** START INPUT FOR THIS TASK **
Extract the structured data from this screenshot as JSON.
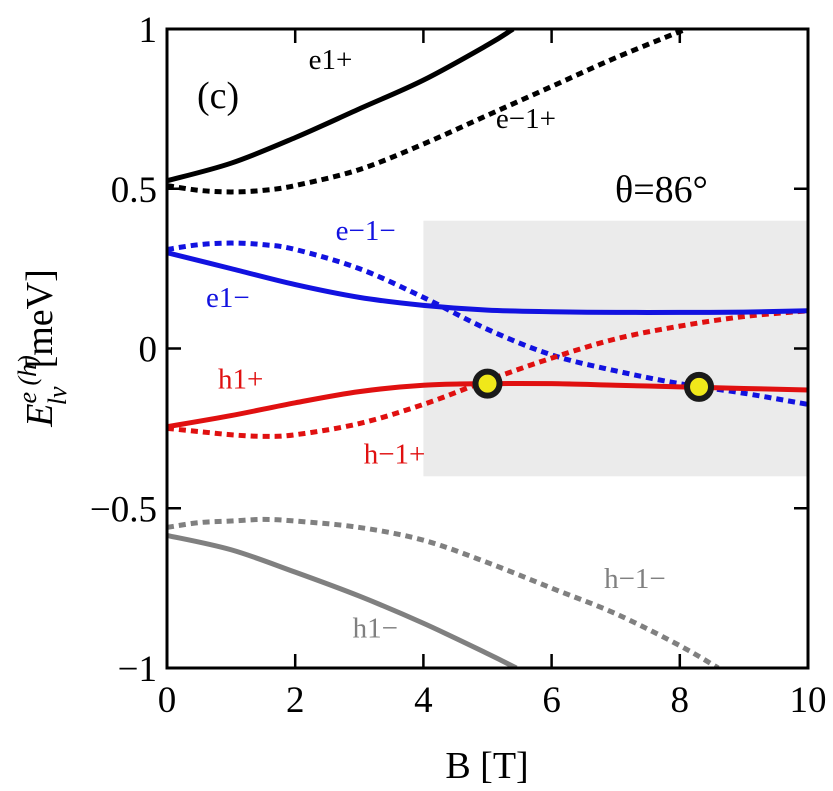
{
  "chart_data": {
    "type": "line",
    "panel_label": "(c)",
    "annotation": "θ=86°",
    "xlabel": "B [T]",
    "ylabel": {
      "base": "E",
      "sup": "e (h)",
      "sub": "lν",
      "unit": "[meV]"
    },
    "xlim": [
      0,
      10
    ],
    "ylim": [
      -1,
      1
    ],
    "x_ticks": [
      {
        "value": 0,
        "label": "0"
      },
      {
        "value": 2,
        "label": "2"
      },
      {
        "value": 4,
        "label": "4"
      },
      {
        "value": 6,
        "label": "6"
      },
      {
        "value": 8,
        "label": "8"
      },
      {
        "value": 10,
        "label": "10"
      }
    ],
    "y_ticks": [
      {
        "value": 1,
        "label": "1"
      },
      {
        "value": 0.5,
        "label": "0.5"
      },
      {
        "value": 0,
        "label": "0"
      },
      {
        "value": -0.5,
        "label": "−0.5"
      },
      {
        "value": -1,
        "label": "−1"
      }
    ],
    "shaded_region": {
      "x": [
        4,
        10
      ],
      "y": [
        -0.4,
        0.4
      ],
      "color": "#ebebeb"
    },
    "markers": [
      {
        "x": 5.0,
        "y": -0.11,
        "fill": "#f0e81a",
        "edge": "#1a1a1a"
      },
      {
        "x": 8.3,
        "y": -0.12,
        "fill": "#f0e81a",
        "edge": "#1a1a1a"
      }
    ],
    "series": [
      {
        "name": "e1+",
        "color": "#000000",
        "dashed": false,
        "x": [
          0,
          1,
          2,
          3,
          4,
          5,
          5.4
        ],
        "y": [
          0.525,
          0.58,
          0.66,
          0.75,
          0.84,
          0.95,
          1.0
        ],
        "label": {
          "text": "e1+",
          "x": 2.55,
          "y": 0.875
        }
      },
      {
        "name": "e−1+",
        "color": "#000000",
        "dashed": true,
        "x": [
          0,
          0.5,
          1,
          1.5,
          2,
          3,
          4,
          5,
          6,
          7,
          8.1
        ],
        "y": [
          0.51,
          0.495,
          0.49,
          0.495,
          0.51,
          0.56,
          0.64,
          0.73,
          0.82,
          0.91,
          1.0
        ],
        "label": {
          "text": "e−1+",
          "x": 5.6,
          "y": 0.69
        }
      },
      {
        "name": "e1−",
        "color": "#1212e0",
        "dashed": false,
        "x": [
          0,
          1,
          2,
          3,
          4,
          5,
          6,
          7,
          8,
          9,
          10
        ],
        "y": [
          0.3,
          0.25,
          0.2,
          0.16,
          0.135,
          0.12,
          0.115,
          0.113,
          0.113,
          0.114,
          0.118
        ],
        "label": {
          "text": "e1−",
          "x": 0.95,
          "y": 0.13
        }
      },
      {
        "name": "e−1−",
        "color": "#1212e0",
        "dashed": true,
        "x": [
          0,
          0.5,
          1,
          1.5,
          2,
          3,
          4,
          5,
          6,
          7,
          8,
          9,
          10
        ],
        "y": [
          0.31,
          0.325,
          0.33,
          0.325,
          0.31,
          0.25,
          0.16,
          0.06,
          -0.02,
          -0.07,
          -0.11,
          -0.14,
          -0.175
        ],
        "label": {
          "text": "e−1−",
          "x": 3.1,
          "y": 0.34
        }
      },
      {
        "name": "h1+",
        "color": "#e01010",
        "dashed": false,
        "x": [
          0,
          1,
          2,
          3,
          4,
          5,
          6,
          7,
          8,
          9,
          10
        ],
        "y": [
          -0.245,
          -0.21,
          -0.17,
          -0.135,
          -0.115,
          -0.11,
          -0.11,
          -0.115,
          -0.12,
          -0.125,
          -0.13
        ],
        "label": {
          "text": "h1+",
          "x": 1.15,
          "y": -0.125
        }
      },
      {
        "name": "h−1+",
        "color": "#e01010",
        "dashed": true,
        "x": [
          0,
          0.5,
          1,
          1.5,
          2,
          3,
          4,
          5,
          6,
          7,
          8,
          9,
          10
        ],
        "y": [
          -0.25,
          -0.26,
          -0.27,
          -0.275,
          -0.27,
          -0.235,
          -0.175,
          -0.1,
          -0.03,
          0.03,
          0.07,
          0.1,
          0.118
        ],
        "label": {
          "text": "h−1+",
          "x": 3.55,
          "y": -0.36
        }
      },
      {
        "name": "h1−",
        "color": "#808080",
        "dashed": false,
        "x": [
          0,
          1,
          2,
          3,
          4,
          5,
          5.45
        ],
        "y": [
          -0.585,
          -0.63,
          -0.7,
          -0.775,
          -0.86,
          -0.955,
          -1.0
        ],
        "label": {
          "text": "h1−",
          "x": 3.25,
          "y": -0.905
        }
      },
      {
        "name": "h−1−",
        "color": "#808080",
        "dashed": true,
        "x": [
          0,
          0.5,
          1,
          1.5,
          2,
          3,
          4,
          5,
          6,
          7,
          8,
          8.6
        ],
        "y": [
          -0.56,
          -0.545,
          -0.54,
          -0.535,
          -0.54,
          -0.56,
          -0.6,
          -0.67,
          -0.75,
          -0.83,
          -0.93,
          -1.0
        ],
        "label": {
          "text": "h−1−",
          "x": 7.3,
          "y": -0.75
        }
      }
    ]
  }
}
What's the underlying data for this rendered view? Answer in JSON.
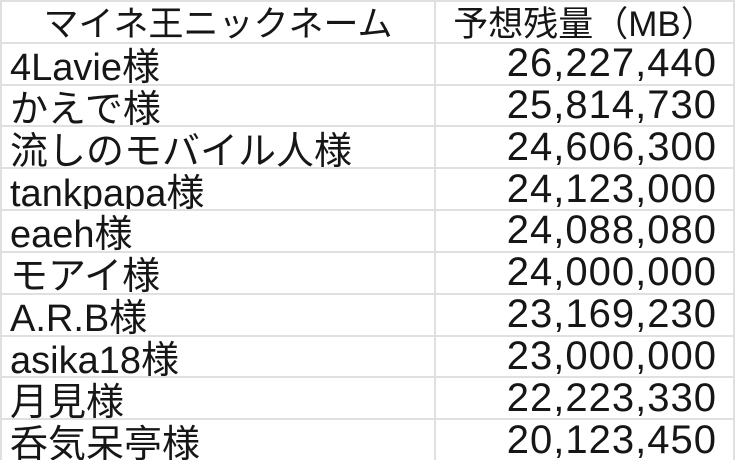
** END INPUT FOR THIS TASK **
### EXERCISE OBJECTIVE:
Copy out the listing exactly as it stands, but not the pictures.

### EXPECTED ANSWER:
Extract the structured data from this screenshot as JSON.
{
  "chart_data": {
    "type": "line",
    "panel_label": "(c)",
    "annotation": "θ=86°",
    "xlabel": "B [T]",
    "ylabel": {
      "base": "E",
      "sup": "e (h)",
      "sub": "lν",
      "unit": "[meV]"
    },
    "xlim": [
      0,
      10
    ],
    "ylim": [
      -1,
      1
    ],
    "x_ticks": [
      {
        "value": 0,
        "label": "0"
      },
      {
        "value": 2,
        "label": "2"
      },
      {
        "value": 4,
        "label": "4"
      },
      {
        "value": 6,
        "label": "6"
      },
      {
        "value": 8,
        "label": "8"
      },
      {
        "value": 10,
        "label": "10"
      }
    ],
    "y_ticks": [
      {
        "value": 1,
        "label": "1"
      },
      {
        "value": 0.5,
        "label": "0.5"
      },
      {
        "value": 0,
        "label": "0"
      },
      {
        "value": -0.5,
        "label": "−0.5"
      },
      {
        "value": -1,
        "label": "−1"
      }
    ],
    "shaded_region": {
      "x": [
        4,
        10
      ],
      "y": [
        -0.4,
        0.4
      ],
      "color": "#ebebeb"
    },
    "markers": [
      {
        "x": 5.0,
        "y": -0.11,
        "fill": "#f0e81a",
        "edge": "#1a1a1a"
      },
      {
        "x": 8.3,
        "y": -0.12,
        "fill": "#f0e81a",
        "edge": "#1a1a1a"
      }
    ],
    "series": [
      {
        "name": "e1+",
        "color": "#000000",
        "dashed": false,
        "x": [
          0,
          1,
          2,
          3,
          4,
          5,
          5.4
        ],
        "y": [
          0.525,
          0.58,
          0.66,
          0.75,
          0.84,
          0.95,
          1.0
        ],
        "label": {
          "text": "e1+",
          "x": 2.55,
          "y": 0.875
        }
      },
      {
        "name": "e−1+",
        "color": "#000000",
        "dashed": true,
        "x": [
          0,
          0.5,
          1,
          1.5,
          2,
          3,
          4,
          5,
          6,
          7,
          8.1
        ],
        "y": [
          0.51,
          0.495,
          0.49,
          0.495,
          0.51,
          0.56,
          0.64,
          0.73,
          0.82,
          0.91,
          1.0
        ],
        "label": {
          "text": "e−1+",
          "x": 5.6,
          "y": 0.69
        }
      },
      {
        "name": "e1−",
        "color": "#1212e0",
        "dashed": false,
        "x": [
          0,
          1,
          2,
          3,
          4,
          5,
          6,
          7,
          8,
          9,
          10
        ],
        "y": [
          0.3,
          0.25,
          0.2,
          0.16,
          0.135,
          0.12,
          0.115,
          0.113,
          0.113,
          0.114,
          0.118
        ],
        "label": {
          "text": "e1−",
          "x": 0.95,
          "y": 0.13
        }
      },
      {
        "name": "e−1−",
        "color": "#1212e0",
        "dashed": true,
        "x": [
          0,
          0.5,
          1,
          1.5,
          2,
          3,
          4,
          5,
          6,
          7,
          8,
          9,
          10
        ],
        "y": [
          0.31,
          0.325,
          0.33,
          0.325,
          0.31,
          0.25,
          0.16,
          0.06,
          -0.02,
          -0.07,
          -0.11,
          -0.14,
          -0.175
        ],
        "label": {
          "text": "e−1−",
          "x": 3.1,
          "y": 0.34
        }
      },
      {
        "name": "h1+",
        "color": "#e01010",
        "dashed": false,
        "x": [
          0,
          1,
          2,
          3,
          4,
          5,
          6,
          7,
          8,
          9,
          10
        ],
        "y": [
          -0.245,
          -0.21,
          -0.17,
          -0.135,
          -0.115,
          -0.11,
          -0.11,
          -0.115,
          -0.12,
          -0.125,
          -0.13
        ],
        "label": {
          "text": "h1+",
          "x": 1.15,
          "y": -0.125
        }
      },
      {
        "name": "h−1+",
        "color": "#e01010",
        "dashed": true,
        "x": [
          0,
          0.5,
          1,
          1.5,
          2,
          3,
          4,
          5,
          6,
          7,
          8,
          9,
          10
        ],
        "y": [
          -0.25,
          -0.26,
          -0.27,
          -0.275,
          -0.27,
          -0.235,
          -0.175,
          -0.1,
          -0.03,
          0.03,
          0.07,
          0.1,
          0.118
        ],
        "label": {
          "text": "h−1+",
          "x": 3.55,
          "y": -0.36
        }
      },
      {
        "name": "h1−",
        "color": "#808080",
        "dashed": false,
        "x": [
          0,
          1,
          2,
          3,
          4,
          5,
          5.45
        ],
        "y": [
          -0.585,
          -0.63,
          -0.7,
          -0.775,
          -0.86,
          -0.955,
          -1.0
        ],
        "label": {
          "text": "h1−",
          "x": 3.25,
          "y": -0.905
        }
      },
      {
        "name": "h−1−",
        "color": "#808080",
        "dashed": true,
        "x": [
          0,
          0.5,
          1,
          1.5,
          2,
          3,
          4,
          5,
          6,
          7,
          8,
          8.6
        ],
        "y": [
          -0.56,
          -0.545,
          -0.54,
          -0.535,
          -0.54,
          -0.56,
          -0.6,
          -0.67,
          -0.75,
          -0.83,
          -0.93,
          -1.0
        ],
        "label": {
          "text": "h−1−",
          "x": 7.3,
          "y": -0.75
        }
      }
    ]
  }
}
What's the underlying data for this rendered view? Answer in JSON.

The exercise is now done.